Extract the entries in their exact form.

----------

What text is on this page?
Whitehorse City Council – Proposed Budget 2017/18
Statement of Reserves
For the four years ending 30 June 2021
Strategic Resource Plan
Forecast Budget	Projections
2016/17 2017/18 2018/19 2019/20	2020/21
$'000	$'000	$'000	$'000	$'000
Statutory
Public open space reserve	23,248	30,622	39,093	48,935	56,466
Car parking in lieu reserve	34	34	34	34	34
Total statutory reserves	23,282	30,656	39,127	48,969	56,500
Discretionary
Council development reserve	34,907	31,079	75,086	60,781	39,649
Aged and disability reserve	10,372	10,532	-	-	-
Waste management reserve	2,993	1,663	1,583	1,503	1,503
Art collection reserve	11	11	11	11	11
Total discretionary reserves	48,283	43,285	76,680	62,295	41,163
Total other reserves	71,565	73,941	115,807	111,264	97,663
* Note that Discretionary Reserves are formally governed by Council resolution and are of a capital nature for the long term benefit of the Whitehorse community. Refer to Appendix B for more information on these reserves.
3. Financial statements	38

----------

> THE REPLY
What text is on this page?
Whitehorse City Council – Proposed Budget 2017/18
Statement of Reserves
For the four years ending 30 June 2021
Strategic Resource Plan
Forecast Budget	Projections
2016/17 2017/18 2018/19 2019/20	2020/21
$'000	$'000	$'000	$'000	$'000
Statutory
Public open space reserve	23,248	30,622	39,093	48,935	56,466
Car parking in lieu reserve	34	34	34	34	34
Total statutory reserves	23,282	30,656	39,127	48,969	56,500
Discretionary
Council development reserve	34,907	31,079	75,086	60,781	39,649
Aged and disability reserve	10,372	10,532	-	-	-
Waste management reserve	2,993	1,663	1,583	1,503	1,503
Art collection reserve	11	11	11	11	11
Total discretionary reserves	48,283	43,285	76,680	62,295	41,163
Total other reserves	71,565	73,941	115,807	111,264	97,663
* Note that Discretionary Reserves are formally governed by Council resolution and are of a capital nature for the long term benefit of the Whitehorse community. Refer to Appendix B for more information on these reserves.
3. Financial statements	38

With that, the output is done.